[start of DATA SHOWN]

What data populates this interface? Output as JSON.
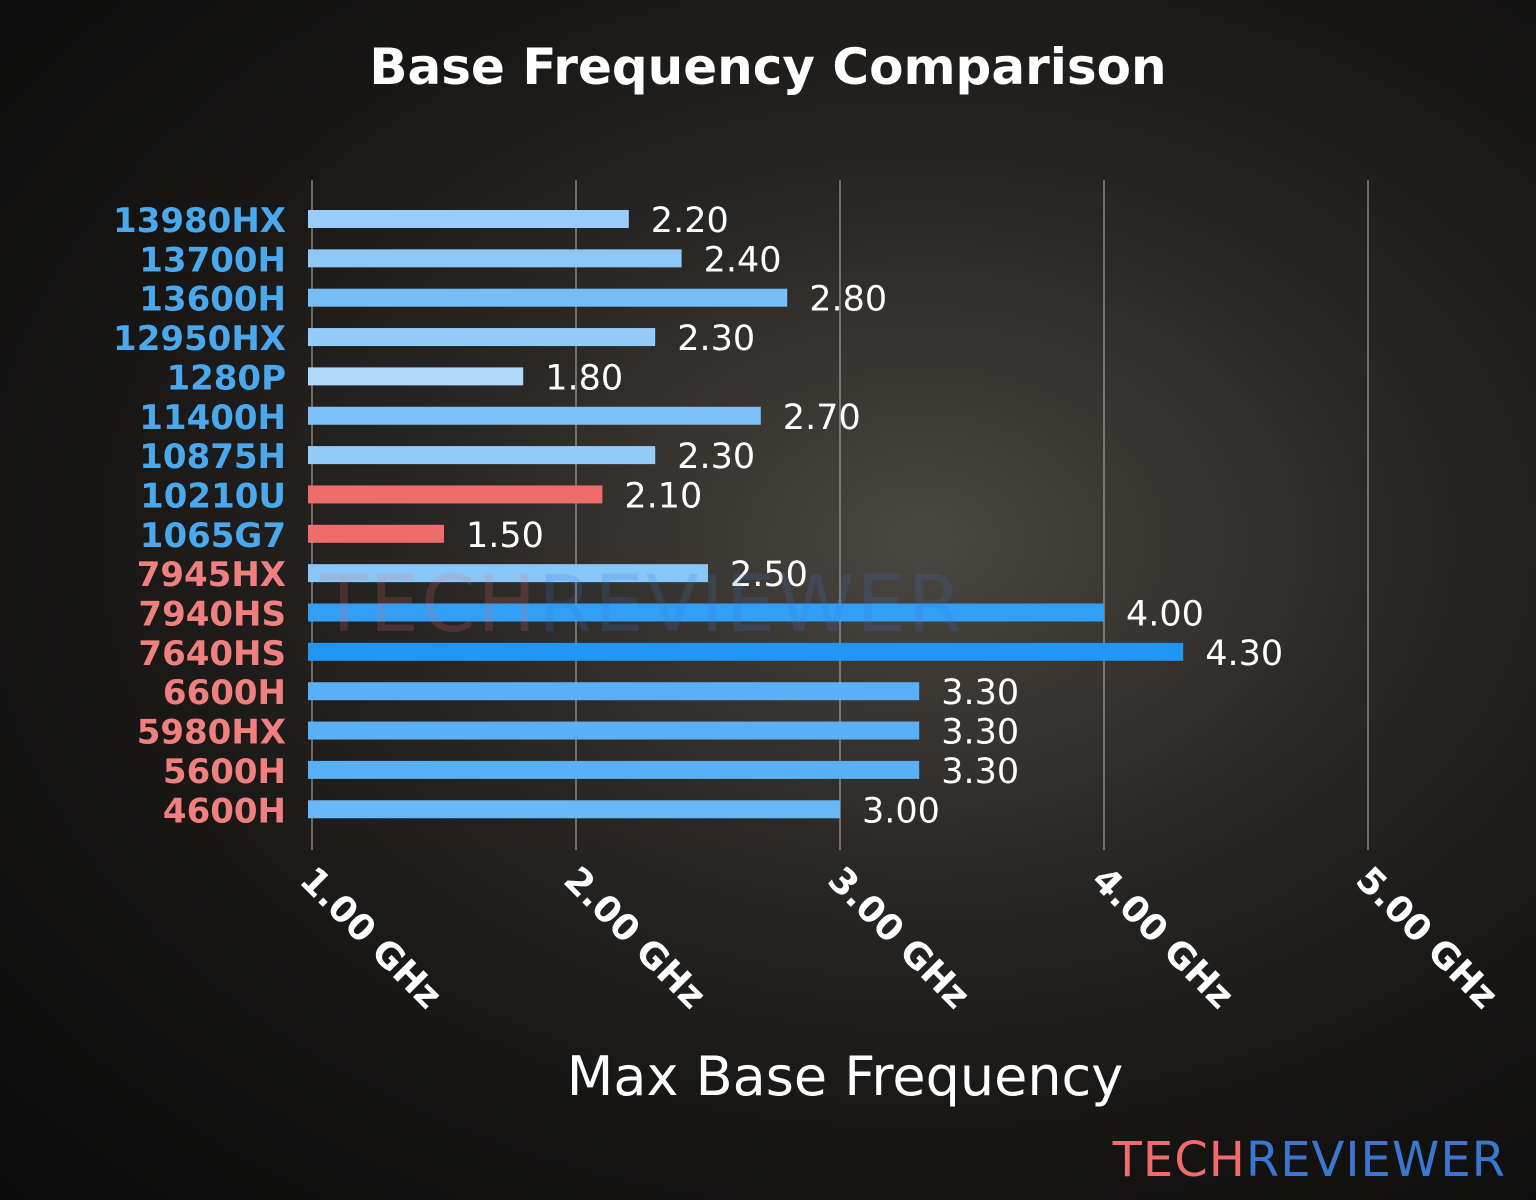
{
  "chart_data": {
    "type": "bar",
    "orientation": "horizontal",
    "title": "Base Frequency Comparison",
    "xlabel": "Max Base Frequency",
    "ylabel": "",
    "xlim": [
      1.0,
      5.0
    ],
    "xticks": [
      1.0,
      2.0,
      3.0,
      4.0,
      5.0
    ],
    "xtick_labels": [
      "1.00 GHz",
      "2.00 GHz",
      "3.00 GHz",
      "4.00 GHz",
      "5.00 GHz"
    ],
    "grid": "vertical",
    "categories": [
      "13980HX",
      "13700H",
      "13600H",
      "12950HX",
      "1280P",
      "11400H",
      "10875H",
      "10210U",
      "1065G7",
      "7945HX",
      "7940HS",
      "7640HS",
      "6600H",
      "5980HX",
      "5600H",
      "4600H"
    ],
    "values": [
      2.2,
      2.4,
      2.8,
      2.3,
      1.8,
      2.7,
      2.3,
      2.1,
      1.5,
      2.5,
      4.0,
      4.3,
      3.3,
      3.3,
      3.3,
      3.0
    ],
    "value_labels": [
      "2.20",
      "2.40",
      "2.80",
      "2.30",
      "1.80",
      "2.70",
      "2.30",
      "2.10",
      "1.50",
      "2.50",
      "4.00",
      "4.30",
      "3.30",
      "3.30",
      "3.30",
      "3.00"
    ],
    "vendor": [
      "intel",
      "intel",
      "intel",
      "intel",
      "intel",
      "intel",
      "intel",
      "intel",
      "intel",
      "amd",
      "amd",
      "amd",
      "amd",
      "amd",
      "amd",
      "amd"
    ],
    "highlighted": [
      "10210U",
      "1065G7"
    ],
    "colors": {
      "intel_label": "#4aa8ec",
      "amd_label": "#f08080",
      "highlight_bar": "#f06b6b",
      "bar_low": "#b0d8fa",
      "bar_high": "#2196f3"
    }
  },
  "watermark": {
    "part1": "TECH",
    "part2": "REVIEWER",
    "color1": "#f06b6b",
    "color2": "#3a78d0"
  }
}
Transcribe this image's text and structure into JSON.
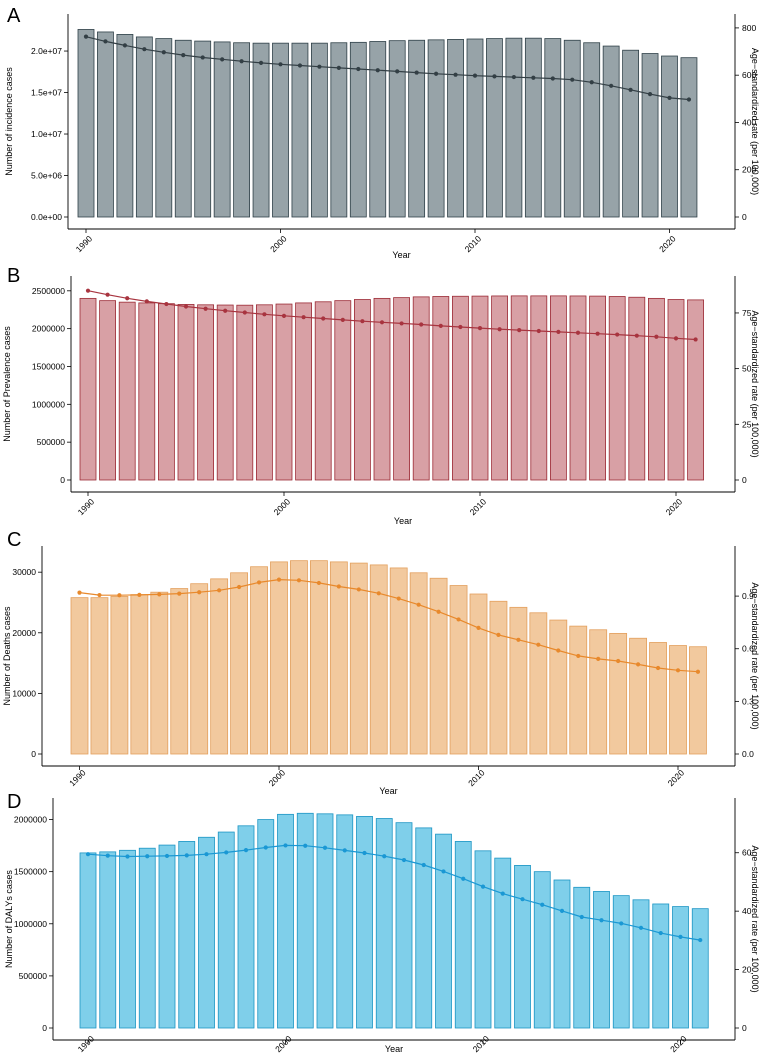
{
  "years": [
    1990,
    1991,
    1992,
    1993,
    1994,
    1995,
    1996,
    1997,
    1998,
    1999,
    2000,
    2001,
    2002,
    2003,
    2004,
    2005,
    2006,
    2007,
    2008,
    2009,
    2010,
    2011,
    2012,
    2013,
    2014,
    2015,
    2016,
    2017,
    2018,
    2019,
    2020,
    2021
  ],
  "chart_data": [
    {
      "panel": "A",
      "type": "bar",
      "title": "",
      "xlabel": "Year",
      "ylabel": "Number of incidence cases",
      "y2label": "Age−standardized rate (per 100,000)",
      "xticks": [
        "1990",
        "2000",
        "2010",
        "2020"
      ],
      "yticks": [
        "0.0e+00",
        "5.0e+06",
        "1.0e+07",
        "1.5e+07",
        "2.0e+07"
      ],
      "y2ticks": [
        "0",
        "200",
        "400",
        "600",
        "800"
      ],
      "ylim": [
        0,
        23500000
      ],
      "y2lim": [
        0,
        825
      ],
      "bar_color": "#97a3a8",
      "bar_stroke": "#2f4048",
      "line_color": "#333f45",
      "series": [
        {
          "name": "Number of incidence cases",
          "axis": "left",
          "values": [
            22600000,
            22300000,
            22000000,
            21700000,
            21500000,
            21300000,
            21200000,
            21100000,
            21000000,
            20950000,
            20950000,
            20950000,
            20950000,
            21000000,
            21050000,
            21150000,
            21250000,
            21300000,
            21350000,
            21400000,
            21450000,
            21500000,
            21550000,
            21550000,
            21500000,
            21300000,
            21000000,
            20600000,
            20100000,
            19700000,
            19400000,
            19200000
          ]
        },
        {
          "name": "Age-standardized incidence rate",
          "axis": "right",
          "values": [
            763,
            743,
            726,
            710,
            697,
            685,
            675,
            667,
            659,
            652,
            646,
            641,
            636,
            631,
            626,
            621,
            616,
            611,
            606,
            602,
            598,
            595,
            592,
            589,
            586,
            581,
            570,
            555,
            538,
            520,
            504,
            497
          ]
        }
      ]
    },
    {
      "panel": "B",
      "type": "bar",
      "title": "",
      "xlabel": "Year",
      "ylabel": "Number of Prevalence cases",
      "y2label": "Age−standardized rate (per 100,000)",
      "xticks": [
        "1990",
        "2000",
        "2010",
        "2020"
      ],
      "yticks": [
        "0",
        "500000",
        "1000000",
        "1500000",
        "2000000",
        "2500000"
      ],
      "y2ticks": [
        "0",
        "25",
        "50",
        "75"
      ],
      "ylim": [
        0,
        2590000
      ],
      "y2lim": [
        0,
        88
      ],
      "bar_color": "#d8a0a5",
      "bar_stroke": "#9c2b36",
      "line_color": "#a8343f",
      "series": [
        {
          "name": "Number of Prevalence cases",
          "axis": "left",
          "values": [
            2400000,
            2370000,
            2350000,
            2340000,
            2330000,
            2320000,
            2315000,
            2312000,
            2310000,
            2315000,
            2325000,
            2340000,
            2355000,
            2370000,
            2385000,
            2400000,
            2410000,
            2420000,
            2425000,
            2428000,
            2430000,
            2432000,
            2433000,
            2433000,
            2433000,
            2432000,
            2430000,
            2425000,
            2415000,
            2400000,
            2385000,
            2380000
          ]
        },
        {
          "name": "Age-standardized prevalence rate",
          "axis": "right",
          "values": [
            85.0,
            83.2,
            81.6,
            80.2,
            79.0,
            77.9,
            76.9,
            76.0,
            75.2,
            74.4,
            73.7,
            73.1,
            72.5,
            71.9,
            71.3,
            70.8,
            70.3,
            69.8,
            69.2,
            68.7,
            68.2,
            67.7,
            67.3,
            66.9,
            66.5,
            66.1,
            65.7,
            65.3,
            64.8,
            64.3,
            63.6,
            63.1
          ]
        }
      ]
    },
    {
      "panel": "C",
      "type": "bar",
      "title": "",
      "xlabel": "Year",
      "ylabel": "Number of Deaths cases",
      "y2label": "Age−standardized rate (per 100,000)",
      "xticks": [
        "1990",
        "2000",
        "2010",
        "2020"
      ],
      "yticks": [
        "0",
        "10000",
        "20000",
        "30000"
      ],
      "y2ticks": [
        "0.0",
        "0.3",
        "0.6",
        "0.9"
      ],
      "ylim": [
        0,
        33000
      ],
      "y2lim": [
        0,
        1.14
      ],
      "bar_color": "#f2c99e",
      "bar_stroke": "#e3a05e",
      "line_color": "#e8892c",
      "series": [
        {
          "name": "Number of Deaths cases",
          "axis": "left",
          "values": [
            25800,
            25800,
            26000,
            26300,
            26700,
            27300,
            28100,
            28900,
            29900,
            30900,
            31700,
            31900,
            31900,
            31700,
            31500,
            31200,
            30700,
            29900,
            29000,
            27800,
            26400,
            25200,
            24200,
            23300,
            22100,
            21100,
            20500,
            19900,
            19100,
            18400,
            17900,
            17700
          ]
        },
        {
          "name": "Age-standardized death rate",
          "axis": "right",
          "values": [
            0.92,
            0.906,
            0.905,
            0.907,
            0.91,
            0.914,
            0.922,
            0.933,
            0.952,
            0.978,
            0.994,
            0.99,
            0.975,
            0.955,
            0.938,
            0.916,
            0.886,
            0.851,
            0.811,
            0.767,
            0.719,
            0.679,
            0.651,
            0.623,
            0.59,
            0.559,
            0.542,
            0.53,
            0.511,
            0.49,
            0.477,
            0.469
          ]
        }
      ]
    },
    {
      "panel": "D",
      "type": "bar",
      "title": "",
      "xlabel": "Year",
      "ylabel": "Number of DALYs cases",
      "y2label": "Age−standardized rate (per 100,000)",
      "xticks": [
        "1990",
        "2000",
        "2010",
        "2020"
      ],
      "yticks": [
        "0",
        "500000",
        "1000000",
        "1500000",
        "2000000"
      ],
      "y2ticks": [
        "0",
        "20",
        "40",
        "60"
      ],
      "ylim": [
        0,
        2130000
      ],
      "y2lim": [
        0,
        76
      ],
      "bar_color": "#7fcfea",
      "bar_stroke": "#1c95c4",
      "line_color": "#1a98d4",
      "series": [
        {
          "name": "Number of DALYs cases",
          "axis": "left",
          "values": [
            1680000,
            1690000,
            1705000,
            1725000,
            1755000,
            1790000,
            1830000,
            1880000,
            1940000,
            2000000,
            2050000,
            2060000,
            2055000,
            2045000,
            2030000,
            2010000,
            1970000,
            1920000,
            1860000,
            1790000,
            1700000,
            1630000,
            1560000,
            1500000,
            1420000,
            1350000,
            1310000,
            1270000,
            1230000,
            1190000,
            1165000,
            1145000
          ]
        },
        {
          "name": "Age-standardized DALY rate",
          "axis": "right",
          "values": [
            59.5,
            59.0,
            58.7,
            58.8,
            58.9,
            59.1,
            59.5,
            60.1,
            60.9,
            61.8,
            62.5,
            62.4,
            61.7,
            60.8,
            59.9,
            58.8,
            57.5,
            55.8,
            53.6,
            51.1,
            48.4,
            46.0,
            44.1,
            42.2,
            40.1,
            38.0,
            36.9,
            35.8,
            34.3,
            32.5,
            31.2,
            30.1
          ]
        }
      ]
    }
  ]
}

[end of DATA SHOWN]

● WHAT IS BEING ASKED: In the listing, find all lines with the string "Base" and copy them.

● FINISHED ANSWER:
    "title": "Base Frequency Comparison",
    "xlabel": "Max Base Frequency",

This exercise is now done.